--- Start of Raw data ---

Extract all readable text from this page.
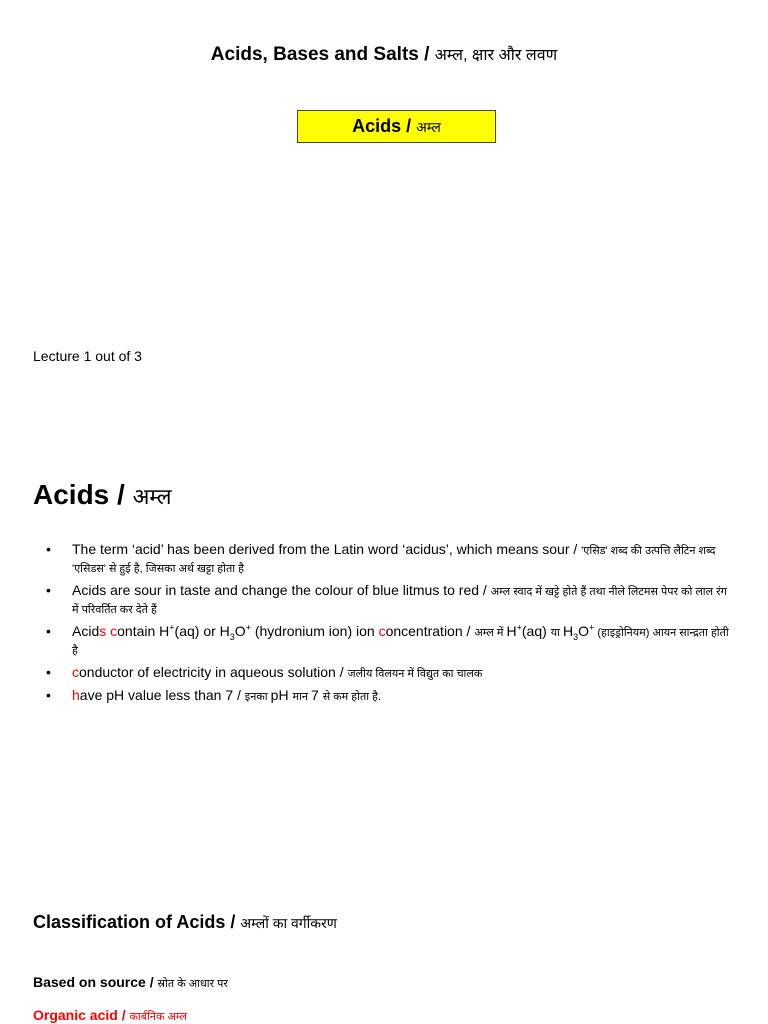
Acids, Bases and Salts / अम्ल, क्षार और लवण
Acids / अम्ल
Lecture 1 out of 3
Acids / अम्ल
• The term ‘acid’ has been derived from the Latin word ‘acidus’, which means sour / 'एसिड' शब्द की उत्पत्ति लैटिन शब्द 'एसिडस' से हुई है, जिसका अर्थ खट्टा होता है
• Acids are sour in taste and change the colour of blue litmus to red / अम्ल स्वाद में खट्टे होते हैं तथा नीले लिटमस पेपर को लाल रंग में परिवर्तित कर देते हैं
• Acids contain H+(aq) or $H_3O^+$ (hydronium ion) ion concentration / अम्ल में H+(aq) या $H_3O^+$ (हाइड्रोनियम) आयन सान्द्रता होती है
• conductor of electricity in aqueous solution / जलीय विलयन में विद्युत का चालक
• have pH value less than 7 / इनका pH मान 7 से कम होता है.
Classification of Acids / अम्लों का वर्गीकरण
Based on source / स्रोत के आधार पर
Organic acid / कार्बनिक अम्ल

--- End of Raw data ---

Determine how many lines include the string "from". Give no answer but the number.

_Result for this exercise:_ 2